▸ **Exercise aim**:
The records below hold pictures; please leave those out and retype the rest exactly.

[Extracted data entries]
= = = = =
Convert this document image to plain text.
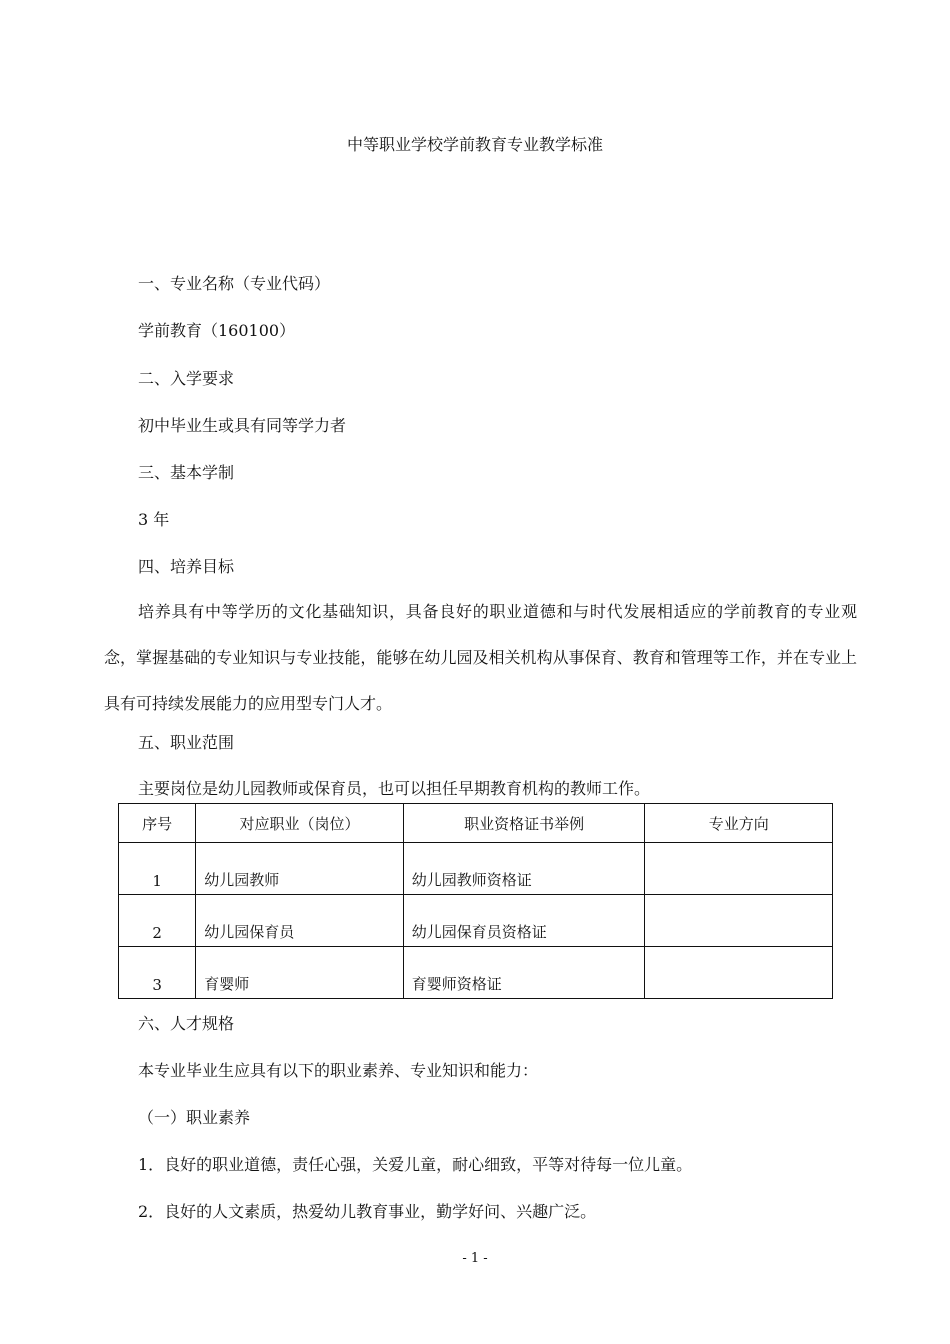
中等职业学校学前教育专业教学标准
一、专业名称（专业代码）
学前教育（160100）
二、入学要求
初中毕业生或具有同等学力者
三、基本学制
3 年
四、培养目标
培养具有中等学历的文化基础知识，具备良好的职业道德和与时代发展相适应的学前教育的专业观念，掌握基础的专业知识与专业技能，能够在幼儿园及相关机构从事保育、教育和管理等工作，并在专业上具有可持续发展能力的应用型专门人才。
五、职业范围
主要岗位是幼儿园教师或保育员，也可以担任早期教育机构的教师工作。
序号	对应职业（岗位）	职业资格证书举例	专业方向
1	幼儿园教师	幼儿园教师资格证	
2	幼儿园保育员	幼儿园保育员资格证	
3	育婴师	育婴师资格证	
六、人才规格
本专业毕业生应具有以下的职业素养、专业知识和能力：
（一）职业素养
1．良好的职业道德，责任心强，关爱儿童，耐心细致，平等对待每一位儿童。
2．良好的人文素质，热爱幼儿教育事业，勤学好问、兴趣广泛。
- 1 -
= = = = =
▸ **Correct answer**:
Convert this document image to plain text.
中等职业学校学前教育专业教学标准
一、专业名称（专业代码）
学前教育（160100）
二、入学要求
初中毕业生或具有同等学力者
三、基本学制
3 年
四、培养目标
培养具有中等学历的文化基础知识，具备良好的职业道德和与时代发展相适应的学前教育的专业观念，掌握基础的专业知识与专业技能，能够在幼儿园及相关机构从事保育、教育和管理等工作，并在专业上具有可持续发展能力的应用型专门人才。
五、职业范围
主要岗位是幼儿园教师或保育员，也可以担任早期教育机构的教师工作。
序号	对应职业（岗位）	职业资格证书举例	专业方向
1	幼儿园教师	幼儿园教师资格证	
2	幼儿园保育员	幼儿园保育员资格证	
3	育婴师	育婴师资格证	
六、人才规格
本专业毕业生应具有以下的职业素养、专业知识和能力：
（一）职业素养
1．良好的职业道德，责任心强，关爱儿童，耐心细致，平等对待每一位儿童。
2．良好的人文素质，热爱幼儿教育事业，勤学好问、兴趣广泛。
- 1 -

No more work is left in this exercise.